Given task:
Every line holding the string "number" should be gathered.

>> Start Input rows

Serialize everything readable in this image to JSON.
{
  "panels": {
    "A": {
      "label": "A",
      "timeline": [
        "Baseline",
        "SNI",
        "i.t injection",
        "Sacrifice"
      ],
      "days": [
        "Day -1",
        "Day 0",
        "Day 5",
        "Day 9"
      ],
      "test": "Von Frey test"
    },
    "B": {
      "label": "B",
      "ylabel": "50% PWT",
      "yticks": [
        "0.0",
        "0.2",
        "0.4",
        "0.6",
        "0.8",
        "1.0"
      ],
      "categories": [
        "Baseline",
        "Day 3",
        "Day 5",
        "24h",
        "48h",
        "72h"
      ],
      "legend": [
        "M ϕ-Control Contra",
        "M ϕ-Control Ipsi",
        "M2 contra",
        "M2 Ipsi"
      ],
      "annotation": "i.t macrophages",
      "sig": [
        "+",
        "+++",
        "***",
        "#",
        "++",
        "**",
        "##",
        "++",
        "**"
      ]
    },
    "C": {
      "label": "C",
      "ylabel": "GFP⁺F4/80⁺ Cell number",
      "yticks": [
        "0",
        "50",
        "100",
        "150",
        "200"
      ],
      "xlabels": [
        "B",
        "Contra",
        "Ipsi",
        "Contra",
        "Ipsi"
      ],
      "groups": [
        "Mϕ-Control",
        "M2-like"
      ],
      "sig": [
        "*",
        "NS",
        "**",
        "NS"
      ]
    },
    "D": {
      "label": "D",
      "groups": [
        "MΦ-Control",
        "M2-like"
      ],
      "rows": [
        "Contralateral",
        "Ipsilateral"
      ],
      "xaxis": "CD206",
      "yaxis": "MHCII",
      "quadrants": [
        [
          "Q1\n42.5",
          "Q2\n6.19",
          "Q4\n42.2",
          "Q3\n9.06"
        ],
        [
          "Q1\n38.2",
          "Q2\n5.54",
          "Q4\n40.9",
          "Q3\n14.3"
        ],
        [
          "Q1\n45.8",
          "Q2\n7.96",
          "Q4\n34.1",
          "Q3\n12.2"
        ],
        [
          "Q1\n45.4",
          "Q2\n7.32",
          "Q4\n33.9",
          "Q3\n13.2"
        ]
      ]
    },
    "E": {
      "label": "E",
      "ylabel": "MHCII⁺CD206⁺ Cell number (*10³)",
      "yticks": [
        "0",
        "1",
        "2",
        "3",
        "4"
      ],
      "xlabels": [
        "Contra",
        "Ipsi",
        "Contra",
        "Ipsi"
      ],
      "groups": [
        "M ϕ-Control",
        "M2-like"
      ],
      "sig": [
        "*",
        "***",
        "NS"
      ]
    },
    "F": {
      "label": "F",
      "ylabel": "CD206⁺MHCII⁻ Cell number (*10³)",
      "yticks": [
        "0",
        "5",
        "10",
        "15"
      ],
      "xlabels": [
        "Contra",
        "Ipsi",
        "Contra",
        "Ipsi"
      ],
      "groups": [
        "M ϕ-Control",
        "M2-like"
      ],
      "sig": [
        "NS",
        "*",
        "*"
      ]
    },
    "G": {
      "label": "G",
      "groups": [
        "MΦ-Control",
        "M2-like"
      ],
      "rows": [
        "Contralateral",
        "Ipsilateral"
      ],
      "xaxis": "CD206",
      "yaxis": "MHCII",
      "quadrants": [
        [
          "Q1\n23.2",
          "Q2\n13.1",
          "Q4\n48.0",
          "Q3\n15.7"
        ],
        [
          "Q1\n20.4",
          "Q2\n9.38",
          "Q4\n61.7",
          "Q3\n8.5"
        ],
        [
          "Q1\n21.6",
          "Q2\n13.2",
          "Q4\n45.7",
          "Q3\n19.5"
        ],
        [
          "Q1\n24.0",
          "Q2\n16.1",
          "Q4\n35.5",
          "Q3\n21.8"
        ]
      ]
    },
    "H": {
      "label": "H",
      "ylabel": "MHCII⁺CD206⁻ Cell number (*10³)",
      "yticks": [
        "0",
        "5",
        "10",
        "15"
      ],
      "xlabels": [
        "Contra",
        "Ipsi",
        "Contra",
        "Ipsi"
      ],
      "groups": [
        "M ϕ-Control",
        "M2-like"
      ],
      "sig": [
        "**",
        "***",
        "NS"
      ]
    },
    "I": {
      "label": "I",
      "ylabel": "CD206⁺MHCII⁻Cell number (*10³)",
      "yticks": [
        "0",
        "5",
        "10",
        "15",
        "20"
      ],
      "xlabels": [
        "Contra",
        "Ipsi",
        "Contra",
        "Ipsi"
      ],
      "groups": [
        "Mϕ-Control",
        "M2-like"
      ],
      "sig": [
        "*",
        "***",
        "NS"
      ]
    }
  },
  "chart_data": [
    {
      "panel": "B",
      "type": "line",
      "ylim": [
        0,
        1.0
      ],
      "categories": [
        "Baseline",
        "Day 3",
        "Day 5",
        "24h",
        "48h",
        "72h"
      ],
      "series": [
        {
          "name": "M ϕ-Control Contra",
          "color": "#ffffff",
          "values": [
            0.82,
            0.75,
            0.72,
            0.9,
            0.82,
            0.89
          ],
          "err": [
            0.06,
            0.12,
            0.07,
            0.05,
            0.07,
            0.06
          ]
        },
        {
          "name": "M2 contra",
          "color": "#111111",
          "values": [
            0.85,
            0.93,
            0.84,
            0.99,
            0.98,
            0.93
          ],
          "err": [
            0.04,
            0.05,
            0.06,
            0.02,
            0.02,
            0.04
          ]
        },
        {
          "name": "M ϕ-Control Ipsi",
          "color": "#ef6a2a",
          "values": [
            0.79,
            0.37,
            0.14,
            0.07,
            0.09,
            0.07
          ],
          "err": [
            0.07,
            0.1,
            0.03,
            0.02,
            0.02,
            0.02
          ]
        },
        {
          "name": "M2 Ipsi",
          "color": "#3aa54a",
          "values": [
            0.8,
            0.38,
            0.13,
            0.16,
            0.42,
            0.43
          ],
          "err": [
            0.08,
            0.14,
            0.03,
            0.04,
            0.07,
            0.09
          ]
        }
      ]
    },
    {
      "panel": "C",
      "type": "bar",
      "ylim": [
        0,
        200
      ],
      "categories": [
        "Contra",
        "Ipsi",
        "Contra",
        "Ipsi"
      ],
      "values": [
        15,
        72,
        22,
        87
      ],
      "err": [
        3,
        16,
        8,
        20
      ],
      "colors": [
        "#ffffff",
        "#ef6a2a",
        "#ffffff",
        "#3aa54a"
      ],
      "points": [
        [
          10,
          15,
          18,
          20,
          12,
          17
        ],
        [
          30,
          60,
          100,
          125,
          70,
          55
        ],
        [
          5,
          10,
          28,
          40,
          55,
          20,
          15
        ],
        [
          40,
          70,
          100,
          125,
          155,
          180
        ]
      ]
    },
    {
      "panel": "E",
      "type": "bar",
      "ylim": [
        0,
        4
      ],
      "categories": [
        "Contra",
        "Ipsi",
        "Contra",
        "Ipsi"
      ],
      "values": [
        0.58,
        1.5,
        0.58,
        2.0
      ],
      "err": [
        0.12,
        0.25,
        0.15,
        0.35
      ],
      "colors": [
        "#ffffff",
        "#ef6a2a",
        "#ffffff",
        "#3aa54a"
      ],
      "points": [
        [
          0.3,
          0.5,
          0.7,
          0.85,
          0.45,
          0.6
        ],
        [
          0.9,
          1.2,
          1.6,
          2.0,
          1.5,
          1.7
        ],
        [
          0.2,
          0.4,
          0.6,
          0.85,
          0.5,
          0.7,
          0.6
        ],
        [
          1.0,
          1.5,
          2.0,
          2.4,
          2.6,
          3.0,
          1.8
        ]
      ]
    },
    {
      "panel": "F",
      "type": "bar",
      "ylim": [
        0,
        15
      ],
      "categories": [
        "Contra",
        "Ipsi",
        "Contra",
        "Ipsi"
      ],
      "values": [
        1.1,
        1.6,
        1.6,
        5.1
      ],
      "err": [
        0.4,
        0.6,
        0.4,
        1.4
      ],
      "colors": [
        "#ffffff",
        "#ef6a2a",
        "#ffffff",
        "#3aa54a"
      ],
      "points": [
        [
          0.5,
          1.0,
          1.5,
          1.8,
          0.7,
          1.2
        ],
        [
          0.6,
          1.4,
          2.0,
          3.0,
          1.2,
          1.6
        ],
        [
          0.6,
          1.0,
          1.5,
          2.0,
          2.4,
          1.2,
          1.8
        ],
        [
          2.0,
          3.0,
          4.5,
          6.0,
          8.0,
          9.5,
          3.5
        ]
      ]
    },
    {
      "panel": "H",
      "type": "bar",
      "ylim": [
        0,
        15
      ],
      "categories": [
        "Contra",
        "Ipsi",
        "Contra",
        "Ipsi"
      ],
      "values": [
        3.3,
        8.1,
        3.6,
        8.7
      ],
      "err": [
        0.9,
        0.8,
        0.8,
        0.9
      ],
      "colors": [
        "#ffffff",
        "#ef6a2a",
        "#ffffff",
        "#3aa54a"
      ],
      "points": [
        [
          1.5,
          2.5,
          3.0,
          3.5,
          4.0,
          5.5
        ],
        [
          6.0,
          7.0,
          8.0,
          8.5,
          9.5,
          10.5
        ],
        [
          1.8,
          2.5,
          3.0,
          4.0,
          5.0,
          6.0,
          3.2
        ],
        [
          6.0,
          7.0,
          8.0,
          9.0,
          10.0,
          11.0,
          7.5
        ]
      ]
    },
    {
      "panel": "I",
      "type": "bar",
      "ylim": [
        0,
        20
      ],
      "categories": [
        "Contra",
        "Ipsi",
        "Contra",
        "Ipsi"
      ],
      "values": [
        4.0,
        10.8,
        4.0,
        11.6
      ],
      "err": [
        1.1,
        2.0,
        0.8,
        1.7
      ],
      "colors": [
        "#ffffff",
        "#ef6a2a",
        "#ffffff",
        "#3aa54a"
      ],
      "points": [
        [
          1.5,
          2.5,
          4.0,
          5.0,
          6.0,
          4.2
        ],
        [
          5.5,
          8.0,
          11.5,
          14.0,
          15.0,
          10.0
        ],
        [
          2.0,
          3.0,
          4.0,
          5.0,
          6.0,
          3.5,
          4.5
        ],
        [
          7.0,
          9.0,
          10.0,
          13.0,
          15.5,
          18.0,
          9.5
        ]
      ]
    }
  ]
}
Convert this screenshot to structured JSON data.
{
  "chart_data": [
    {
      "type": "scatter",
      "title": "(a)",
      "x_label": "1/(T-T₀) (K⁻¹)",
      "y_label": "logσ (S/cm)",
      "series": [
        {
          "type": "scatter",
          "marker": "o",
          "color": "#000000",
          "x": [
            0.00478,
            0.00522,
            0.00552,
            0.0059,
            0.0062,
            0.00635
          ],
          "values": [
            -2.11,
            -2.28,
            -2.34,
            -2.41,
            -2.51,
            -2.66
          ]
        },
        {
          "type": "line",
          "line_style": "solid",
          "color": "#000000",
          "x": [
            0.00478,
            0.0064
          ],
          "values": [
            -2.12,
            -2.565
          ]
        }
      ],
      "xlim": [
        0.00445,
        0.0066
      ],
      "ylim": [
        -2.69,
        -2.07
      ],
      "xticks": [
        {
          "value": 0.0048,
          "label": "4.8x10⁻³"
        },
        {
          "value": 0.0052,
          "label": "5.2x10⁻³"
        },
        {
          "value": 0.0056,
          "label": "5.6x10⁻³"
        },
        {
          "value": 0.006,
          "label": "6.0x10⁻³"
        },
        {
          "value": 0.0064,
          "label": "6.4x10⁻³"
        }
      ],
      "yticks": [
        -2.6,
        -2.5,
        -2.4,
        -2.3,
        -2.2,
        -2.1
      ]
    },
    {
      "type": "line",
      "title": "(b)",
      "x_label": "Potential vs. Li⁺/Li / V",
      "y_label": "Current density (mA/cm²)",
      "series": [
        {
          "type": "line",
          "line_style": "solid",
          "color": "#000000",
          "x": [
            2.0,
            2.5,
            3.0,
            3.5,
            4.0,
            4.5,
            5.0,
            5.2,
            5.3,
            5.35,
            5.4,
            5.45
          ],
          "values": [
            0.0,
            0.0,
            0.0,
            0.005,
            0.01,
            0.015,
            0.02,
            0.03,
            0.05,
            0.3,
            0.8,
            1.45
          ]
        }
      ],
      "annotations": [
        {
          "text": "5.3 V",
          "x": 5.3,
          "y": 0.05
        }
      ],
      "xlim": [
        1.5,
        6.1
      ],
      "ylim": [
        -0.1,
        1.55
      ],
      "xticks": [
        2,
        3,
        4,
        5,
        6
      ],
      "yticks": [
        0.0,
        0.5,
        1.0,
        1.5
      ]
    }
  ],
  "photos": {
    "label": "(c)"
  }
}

>> End Input rows

Output for this exercise:
      "ylabel": "GFP⁺F4/80⁺ Cell number",
      "ylabel": "MHCII⁺CD206⁺ Cell number (*10³)",
      "ylabel": "CD206⁺MHCII⁻ Cell number (*10³)",
      "ylabel": "MHCII⁺CD206⁻ Cell number (*10³)",
      "ylabel": "CD206⁺MHCII⁻Cell number (*10³)",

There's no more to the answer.